Problem to solve
Reproduce each line exactly. Skip none.

(Raw records)
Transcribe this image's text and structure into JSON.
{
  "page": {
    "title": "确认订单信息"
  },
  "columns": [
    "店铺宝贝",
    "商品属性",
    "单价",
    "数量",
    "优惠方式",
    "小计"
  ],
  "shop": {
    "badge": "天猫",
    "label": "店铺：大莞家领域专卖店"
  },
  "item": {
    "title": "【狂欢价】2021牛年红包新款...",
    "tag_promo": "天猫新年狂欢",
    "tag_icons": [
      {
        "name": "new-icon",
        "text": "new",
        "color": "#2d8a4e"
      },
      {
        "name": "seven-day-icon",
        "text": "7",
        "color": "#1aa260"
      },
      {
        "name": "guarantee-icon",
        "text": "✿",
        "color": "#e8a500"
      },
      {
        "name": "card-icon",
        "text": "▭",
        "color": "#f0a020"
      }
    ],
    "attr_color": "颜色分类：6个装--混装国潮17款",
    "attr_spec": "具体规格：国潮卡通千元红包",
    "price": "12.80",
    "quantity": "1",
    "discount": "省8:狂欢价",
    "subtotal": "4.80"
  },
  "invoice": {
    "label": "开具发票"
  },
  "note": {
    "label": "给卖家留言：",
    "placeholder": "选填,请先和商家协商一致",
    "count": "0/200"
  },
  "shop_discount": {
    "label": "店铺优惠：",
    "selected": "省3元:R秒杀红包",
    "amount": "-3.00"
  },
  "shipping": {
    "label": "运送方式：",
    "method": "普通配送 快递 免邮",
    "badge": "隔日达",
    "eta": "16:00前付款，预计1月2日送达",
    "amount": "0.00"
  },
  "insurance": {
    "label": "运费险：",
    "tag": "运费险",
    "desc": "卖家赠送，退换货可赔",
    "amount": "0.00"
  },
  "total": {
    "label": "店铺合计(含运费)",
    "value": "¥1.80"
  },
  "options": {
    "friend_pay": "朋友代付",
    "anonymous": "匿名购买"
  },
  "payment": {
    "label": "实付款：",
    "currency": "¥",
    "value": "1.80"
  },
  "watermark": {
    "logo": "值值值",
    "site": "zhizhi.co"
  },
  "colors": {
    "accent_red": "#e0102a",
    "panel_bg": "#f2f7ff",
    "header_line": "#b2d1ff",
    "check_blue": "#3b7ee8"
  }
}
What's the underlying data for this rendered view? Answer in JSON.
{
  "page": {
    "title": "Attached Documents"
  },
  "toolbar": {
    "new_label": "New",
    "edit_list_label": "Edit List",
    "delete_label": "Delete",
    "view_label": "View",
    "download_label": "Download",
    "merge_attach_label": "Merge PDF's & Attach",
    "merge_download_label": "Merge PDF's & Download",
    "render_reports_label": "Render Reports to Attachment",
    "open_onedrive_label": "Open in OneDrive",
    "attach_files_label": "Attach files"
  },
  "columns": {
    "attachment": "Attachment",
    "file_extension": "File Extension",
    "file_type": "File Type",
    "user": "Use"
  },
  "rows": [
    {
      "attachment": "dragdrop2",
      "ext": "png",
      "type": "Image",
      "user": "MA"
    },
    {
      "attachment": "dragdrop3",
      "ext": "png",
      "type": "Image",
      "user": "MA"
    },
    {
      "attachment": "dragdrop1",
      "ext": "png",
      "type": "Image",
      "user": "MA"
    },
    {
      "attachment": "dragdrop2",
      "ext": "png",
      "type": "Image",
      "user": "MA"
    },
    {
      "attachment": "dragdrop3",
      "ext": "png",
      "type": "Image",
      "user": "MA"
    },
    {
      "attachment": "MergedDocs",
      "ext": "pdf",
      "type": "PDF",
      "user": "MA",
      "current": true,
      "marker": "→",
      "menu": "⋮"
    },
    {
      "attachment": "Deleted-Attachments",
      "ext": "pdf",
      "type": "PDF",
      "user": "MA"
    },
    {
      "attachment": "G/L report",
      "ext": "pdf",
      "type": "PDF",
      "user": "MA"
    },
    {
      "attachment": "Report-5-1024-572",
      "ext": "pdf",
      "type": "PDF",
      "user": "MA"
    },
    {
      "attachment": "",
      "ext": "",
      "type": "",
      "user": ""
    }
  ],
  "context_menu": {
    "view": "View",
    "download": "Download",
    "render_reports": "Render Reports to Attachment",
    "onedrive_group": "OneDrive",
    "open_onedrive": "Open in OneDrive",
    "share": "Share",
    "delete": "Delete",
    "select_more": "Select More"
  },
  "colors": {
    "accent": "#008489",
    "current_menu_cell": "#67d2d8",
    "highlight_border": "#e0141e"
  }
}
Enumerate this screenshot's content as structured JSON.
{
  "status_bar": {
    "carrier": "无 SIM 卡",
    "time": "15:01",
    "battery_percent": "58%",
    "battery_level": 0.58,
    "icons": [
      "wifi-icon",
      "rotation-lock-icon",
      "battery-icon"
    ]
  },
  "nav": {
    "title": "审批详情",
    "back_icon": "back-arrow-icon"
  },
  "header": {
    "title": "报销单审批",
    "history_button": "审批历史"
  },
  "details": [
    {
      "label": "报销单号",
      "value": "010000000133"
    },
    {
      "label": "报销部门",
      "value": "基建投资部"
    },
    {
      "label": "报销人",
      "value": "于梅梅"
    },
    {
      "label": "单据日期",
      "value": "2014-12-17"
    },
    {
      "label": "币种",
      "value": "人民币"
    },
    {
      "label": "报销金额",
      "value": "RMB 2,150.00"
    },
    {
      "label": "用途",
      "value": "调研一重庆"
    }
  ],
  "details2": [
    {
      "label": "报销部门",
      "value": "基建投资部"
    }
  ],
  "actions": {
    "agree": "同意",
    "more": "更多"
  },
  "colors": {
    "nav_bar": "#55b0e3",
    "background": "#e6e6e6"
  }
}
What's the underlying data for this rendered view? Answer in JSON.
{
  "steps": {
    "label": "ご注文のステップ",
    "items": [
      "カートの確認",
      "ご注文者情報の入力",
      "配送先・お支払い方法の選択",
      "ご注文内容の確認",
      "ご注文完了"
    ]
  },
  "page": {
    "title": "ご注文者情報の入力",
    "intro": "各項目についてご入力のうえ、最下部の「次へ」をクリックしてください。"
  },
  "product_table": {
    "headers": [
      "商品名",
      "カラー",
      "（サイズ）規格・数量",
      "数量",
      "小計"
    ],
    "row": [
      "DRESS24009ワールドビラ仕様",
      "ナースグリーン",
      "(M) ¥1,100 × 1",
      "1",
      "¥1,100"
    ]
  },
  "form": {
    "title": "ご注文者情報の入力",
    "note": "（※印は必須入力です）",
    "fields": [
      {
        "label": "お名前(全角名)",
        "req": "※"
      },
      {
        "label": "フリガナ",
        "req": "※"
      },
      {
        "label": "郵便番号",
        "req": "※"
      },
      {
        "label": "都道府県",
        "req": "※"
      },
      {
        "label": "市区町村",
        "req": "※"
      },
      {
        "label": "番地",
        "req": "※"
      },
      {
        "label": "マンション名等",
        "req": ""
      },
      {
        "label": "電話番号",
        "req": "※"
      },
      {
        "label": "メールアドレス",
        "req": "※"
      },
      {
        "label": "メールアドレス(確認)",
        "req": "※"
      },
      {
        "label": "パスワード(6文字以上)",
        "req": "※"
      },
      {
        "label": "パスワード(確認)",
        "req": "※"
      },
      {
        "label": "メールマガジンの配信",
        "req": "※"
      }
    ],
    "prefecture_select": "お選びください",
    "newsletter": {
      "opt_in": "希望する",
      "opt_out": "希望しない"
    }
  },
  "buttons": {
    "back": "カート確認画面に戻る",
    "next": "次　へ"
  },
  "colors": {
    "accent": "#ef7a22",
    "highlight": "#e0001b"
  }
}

Completed task
Transcribe this image's text and structure into JSON.
{
  "page": {
    "title": "确认订单信息"
  },
  "columns": [
    "店铺宝贝",
    "商品属性",
    "单价",
    "数量",
    "优惠方式",
    "小计"
  ],
  "shop": {
    "badge": "天猫",
    "label": "店铺：大莞家领域专卖店"
  },
  "item": {
    "title": "【狂欢价】2021牛年红包新款...",
    "tag_promo": "天猫新年狂欢",
    "tag_icons": [
      {
        "name": "new-icon",
        "text": "new",
        "color": "#2d8a4e"
      },
      {
        "name": "seven-day-icon",
        "text": "7",
        "color": "#1aa260"
      },
      {
        "name": "guarantee-icon",
        "text": "✿",
        "color": "#e8a500"
      },
      {
        "name": "card-icon",
        "text": "▭",
        "color": "#f0a020"
      }
    ],
    "attr_color": "颜色分类：6个装--混装国潮17款",
    "attr_spec": "具体规格：国潮卡通千元红包",
    "price": "12.80",
    "quantity": "1",
    "discount": "省8:狂欢价",
    "subtotal": "4.80"
  },
  "invoice": {
    "label": "开具发票"
  },
  "note": {
    "label": "给卖家留言：",
    "placeholder": "选填,请先和商家协商一致",
    "count": "0/200"
  },
  "shop_discount": {
    "label": "店铺优惠：",
    "selected": "省3元:R秒杀红包",
    "amount": "-3.00"
  },
  "shipping": {
    "label": "运送方式：",
    "method": "普通配送 快递 免邮",
    "badge": "隔日达",
    "eta": "16:00前付款，预计1月2日送达",
    "amount": "0.00"
  },
  "insurance": {
    "label": "运费险：",
    "tag": "运费险",
    "desc": "卖家赠送，退换货可赔",
    "amount": "0.00"
  },
  "total": {
    "label": "店铺合计(含运费)",
    "value": "¥1.80"
  },
  "options": {
    "friend_pay": "朋友代付",
    "anonymous": "匿名购买"
  },
  "payment": {
    "label": "实付款：",
    "currency": "¥",
    "value": "1.80"
  },
  "watermark": {
    "logo": "值值值",
    "site": "zhizhi.co"
  },
  "colors": {
    "accent_red": "#e0102a",
    "panel_bg": "#f2f7ff",
    "header_line": "#b2d1ff",
    "check_blue": "#3b7ee8"
  }
}
What's the underlying data for this rendered view? Answer in JSON.
{
  "page": {
    "title": "Attached Documents"
  },
  "toolbar": {
    "new_label": "New",
    "edit_list_label": "Edit List",
    "delete_label": "Delete",
    "view_label": "View",
    "download_label": "Download",
    "merge_attach_label": "Merge PDF's & Attach",
    "merge_download_label": "Merge PDF's & Download",
    "render_reports_label": "Render Reports to Attachment",
    "open_onedrive_label": "Open in OneDrive",
    "attach_files_label": "Attach files"
  },
  "columns": {
    "attachment": "Attachment",
    "file_extension": "File Extension",
    "file_type": "File Type",
    "user": "Use"
  },
  "rows": [
    {
      "attachment": "dragdrop2",
      "ext": "png",
      "type": "Image",
      "user": "MA"
    },
    {
      "attachment": "dragdrop3",
      "ext": "png",
      "type": "Image",
      "user": "MA"
    },
    {
      "attachment": "dragdrop1",
      "ext": "png",
      "type": "Image",
      "user": "MA"
    },
    {
      "attachment": "dragdrop2",
      "ext": "png",
      "type": "Image",
      "user": "MA"
    },
    {
      "attachment": "dragdrop3",
      "ext": "png",
      "type": "Image",
      "user": "MA"
    },
    {
      "attachment": "MergedDocs",
      "ext": "pdf",
      "type": "PDF",
      "user": "MA",
      "current": true,
      "marker": "→",
      "menu": "⋮"
    },
    {
      "attachment": "Deleted-Attachments",
      "ext": "pdf",
      "type": "PDF",
      "user": "MA"
    },
    {
      "attachment": "G/L report",
      "ext": "pdf",
      "type": "PDF",
      "user": "MA"
    },
    {
      "attachment": "Report-5-1024-572",
      "ext": "pdf",
      "type": "PDF",
      "user": "MA"
    },
    {
      "attachment": "",
      "ext": "",
      "type": "",
      "user": ""
    }
  ],
  "context_menu": {
    "view": "View",
    "download": "Download",
    "render_reports": "Render Reports to Attachment",
    "onedrive_group": "OneDrive",
    "open_onedrive": "Open in OneDrive",
    "share": "Share",
    "delete": "Delete",
    "select_more": "Select More"
  },
  "colors": {
    "accent": "#008489",
    "current_menu_cell": "#67d2d8",
    "highlight_border": "#e0141e"
  }
}
Enumerate this screenshot's content as structured JSON.
{
  "status_bar": {
    "carrier": "无 SIM 卡",
    "time": "15:01",
    "battery_percent": "58%",
    "battery_level": 0.58,
    "icons": [
      "wifi-icon",
      "rotation-lock-icon",
      "battery-icon"
    ]
  },
  "nav": {
    "title": "审批详情",
    "back_icon": "back-arrow-icon"
  },
  "header": {
    "title": "报销单审批",
    "history_button": "审批历史"
  },
  "details": [
    {
      "label": "报销单号",
      "value": "010000000133"
    },
    {
      "label": "报销部门",
      "value": "基建投资部"
    },
    {
      "label": "报销人",
      "value": "于梅梅"
    },
    {
      "label": "单据日期",
      "value": "2014-12-17"
    },
    {
      "label": "币种",
      "value": "人民币"
    },
    {
      "label": "报销金额",
      "value": "RMB 2,150.00"
    },
    {
      "label": "用途",
      "value": "调研一重庆"
    }
  ],
  "details2": [
    {
      "label": "报销部门",
      "value": "基建投资部"
    }
  ],
  "actions": {
    "agree": "同意",
    "more": "更多"
  },
  "colors": {
    "nav_bar": "#55b0e3",
    "background": "#e6e6e6"
  }
}
What's the underlying data for this rendered view? Answer in JSON.
{
  "steps": {
    "label": "ご注文のステップ",
    "items": [
      "カートの確認",
      "ご注文者情報の入力",
      "配送先・お支払い方法の選択",
      "ご注文内容の確認",
      "ご注文完了"
    ]
  },
  "page": {
    "title": "ご注文者情報の入力",
    "intro": "各項目についてご入力のうえ、最下部の「次へ」をクリックしてください。"
  },
  "product_table": {
    "headers": [
      "商品名",
      "カラー",
      "（サイズ）規格・数量",
      "数量",
      "小計"
    ],
    "row": [
      "DRESS24009ワールドビラ仕様",
      "ナースグリーン",
      "(M) ¥1,100 × 1",
      "1",
      "¥1,100"
    ]
  },
  "form": {
    "title": "ご注文者情報の入力",
    "note": "（※印は必須入力です）",
    "fields": [
      {
        "label": "お名前(全角名)",
        "req": "※"
      },
      {
        "label": "フリガナ",
        "req": "※"
      },
      {
        "label": "郵便番号",
        "req": "※"
      },
      {
        "label": "都道府県",
        "req": "※"
      },
      {
        "label": "市区町村",
        "req": "※"
      },
      {
        "label": "番地",
        "req": "※"
      },
      {
        "label": "マンション名等",
        "req": ""
      },
      {
        "label": "電話番号",
        "req": "※"
      },
      {
        "label": "メールアドレス",
        "req": "※"
      },
      {
        "label": "メールアドレス(確認)",
        "req": "※"
      },
      {
        "label": "パスワード(6文字以上)",
        "req": "※"
      },
      {
        "label": "パスワード(確認)",
        "req": "※"
      },
      {
        "label": "メールマガジンの配信",
        "req": "※"
      }
    ],
    "prefecture_select": "お選びください",
    "newsletter": {
      "opt_in": "希望する",
      "opt_out": "希望しない"
    }
  },
  "buttons": {
    "back": "カート確認画面に戻る",
    "next": "次　へ"
  },
  "colors": {
    "accent": "#ef7a22",
    "highlight": "#e0001b"
  }
}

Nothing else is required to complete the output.